Problem statement:
Print the records below word for word, but leave out the pictures.

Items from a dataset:
§
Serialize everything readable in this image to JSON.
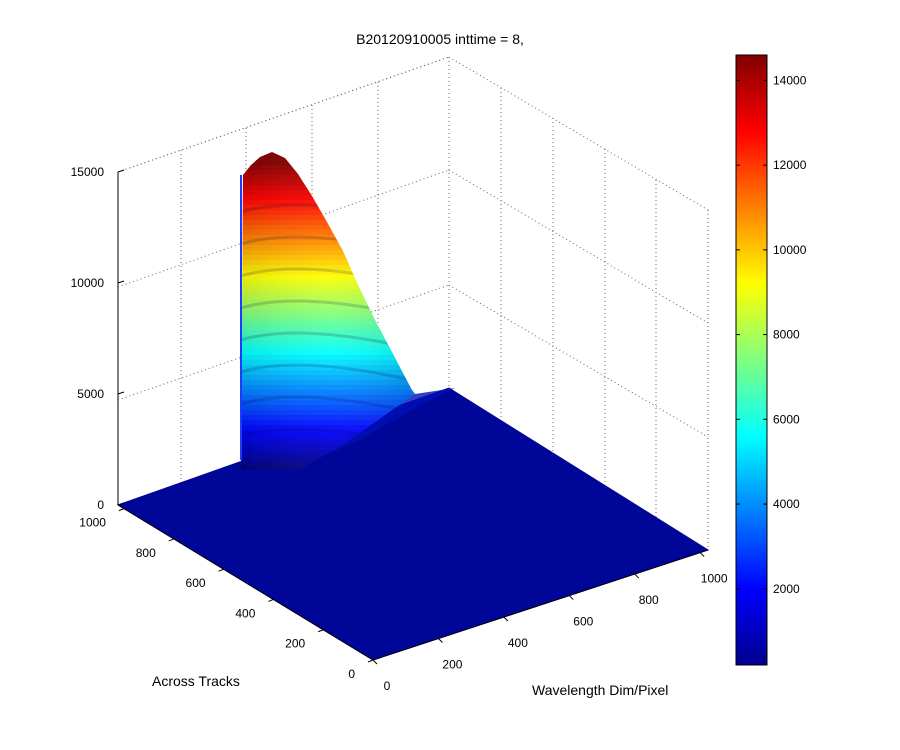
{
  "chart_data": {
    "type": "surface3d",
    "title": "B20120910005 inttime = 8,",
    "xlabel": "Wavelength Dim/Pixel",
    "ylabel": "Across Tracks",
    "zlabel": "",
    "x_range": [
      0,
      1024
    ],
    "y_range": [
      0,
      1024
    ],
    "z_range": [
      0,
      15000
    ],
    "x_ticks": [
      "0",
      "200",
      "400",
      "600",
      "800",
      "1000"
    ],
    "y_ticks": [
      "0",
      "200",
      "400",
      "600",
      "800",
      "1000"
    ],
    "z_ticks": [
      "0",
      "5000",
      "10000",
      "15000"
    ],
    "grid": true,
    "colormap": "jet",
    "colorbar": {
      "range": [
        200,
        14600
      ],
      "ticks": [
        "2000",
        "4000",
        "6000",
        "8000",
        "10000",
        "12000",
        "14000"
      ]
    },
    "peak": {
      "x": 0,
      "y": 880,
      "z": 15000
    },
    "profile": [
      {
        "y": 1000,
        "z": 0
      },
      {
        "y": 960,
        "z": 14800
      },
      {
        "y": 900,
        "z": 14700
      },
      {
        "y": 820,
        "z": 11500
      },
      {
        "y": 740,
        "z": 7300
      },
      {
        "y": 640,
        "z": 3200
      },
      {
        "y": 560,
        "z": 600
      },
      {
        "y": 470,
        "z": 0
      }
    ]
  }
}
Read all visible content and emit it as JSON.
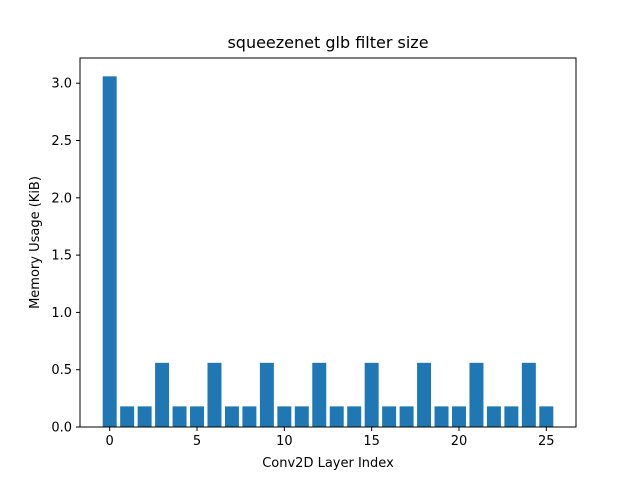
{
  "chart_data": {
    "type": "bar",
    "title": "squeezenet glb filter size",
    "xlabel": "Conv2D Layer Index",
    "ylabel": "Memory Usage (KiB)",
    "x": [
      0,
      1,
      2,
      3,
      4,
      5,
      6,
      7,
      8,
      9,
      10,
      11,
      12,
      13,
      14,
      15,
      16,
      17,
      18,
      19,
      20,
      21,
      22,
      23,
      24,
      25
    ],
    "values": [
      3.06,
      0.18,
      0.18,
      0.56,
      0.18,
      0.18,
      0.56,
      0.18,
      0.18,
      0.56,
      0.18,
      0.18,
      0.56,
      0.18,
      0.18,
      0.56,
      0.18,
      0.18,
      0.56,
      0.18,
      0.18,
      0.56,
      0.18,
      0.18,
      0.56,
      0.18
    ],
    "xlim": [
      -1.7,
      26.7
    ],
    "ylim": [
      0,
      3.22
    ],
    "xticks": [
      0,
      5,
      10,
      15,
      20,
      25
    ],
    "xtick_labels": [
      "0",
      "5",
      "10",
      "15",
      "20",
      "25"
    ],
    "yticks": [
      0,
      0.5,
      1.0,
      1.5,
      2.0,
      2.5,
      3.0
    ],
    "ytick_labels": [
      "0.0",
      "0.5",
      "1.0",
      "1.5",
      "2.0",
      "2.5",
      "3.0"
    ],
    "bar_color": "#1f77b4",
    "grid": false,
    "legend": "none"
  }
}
§
Answer:
Serialize everything readable in this image to JSON.
{
  "chart_data": {
    "type": "surface3d",
    "title": "B20120910005 inttime = 8,",
    "xlabel": "Wavelength Dim/Pixel",
    "ylabel": "Across Tracks",
    "zlabel": "",
    "x_range": [
      0,
      1024
    ],
    "y_range": [
      0,
      1024
    ],
    "z_range": [
      0,
      15000
    ],
    "x_ticks": [
      "0",
      "200",
      "400",
      "600",
      "800",
      "1000"
    ],
    "y_ticks": [
      "0",
      "200",
      "400",
      "600",
      "800",
      "1000"
    ],
    "z_ticks": [
      "0",
      "5000",
      "10000",
      "15000"
    ],
    "grid": true,
    "colormap": "jet",
    "colorbar": {
      "range": [
        200,
        14600
      ],
      "ticks": [
        "2000",
        "4000",
        "6000",
        "8000",
        "10000",
        "12000",
        "14000"
      ]
    },
    "peak": {
      "x": 0,
      "y": 880,
      "z": 15000
    },
    "profile": [
      {
        "y": 1000,
        "z": 0
      },
      {
        "y": 960,
        "z": 14800
      },
      {
        "y": 900,
        "z": 14700
      },
      {
        "y": 820,
        "z": 11500
      },
      {
        "y": 740,
        "z": 7300
      },
      {
        "y": 640,
        "z": 3200
      },
      {
        "y": 560,
        "z": 600
      },
      {
        "y": 470,
        "z": 0
      }
    ]
  }
}
Read all visible content and emit it as JSON.
{
  "chart_data": {
    "type": "bar",
    "title": "squeezenet glb filter size",
    "xlabel": "Conv2D Layer Index",
    "ylabel": "Memory Usage (KiB)",
    "x": [
      0,
      1,
      2,
      3,
      4,
      5,
      6,
      7,
      8,
      9,
      10,
      11,
      12,
      13,
      14,
      15,
      16,
      17,
      18,
      19,
      20,
      21,
      22,
      23,
      24,
      25
    ],
    "values": [
      3.06,
      0.18,
      0.18,
      0.56,
      0.18,
      0.18,
      0.56,
      0.18,
      0.18,
      0.56,
      0.18,
      0.18,
      0.56,
      0.18,
      0.18,
      0.56,
      0.18,
      0.18,
      0.56,
      0.18,
      0.18,
      0.56,
      0.18,
      0.18,
      0.56,
      0.18
    ],
    "xlim": [
      -1.7,
      26.7
    ],
    "ylim": [
      0,
      3.22
    ],
    "xticks": [
      0,
      5,
      10,
      15,
      20,
      25
    ],
    "xtick_labels": [
      "0",
      "5",
      "10",
      "15",
      "20",
      "25"
    ],
    "yticks": [
      0,
      0.5,
      1.0,
      1.5,
      2.0,
      2.5,
      3.0
    ],
    "ytick_labels": [
      "0.0",
      "0.5",
      "1.0",
      "1.5",
      "2.0",
      "2.5",
      "3.0"
    ],
    "bar_color": "#1f77b4",
    "grid": false,
    "legend": "none"
  }
}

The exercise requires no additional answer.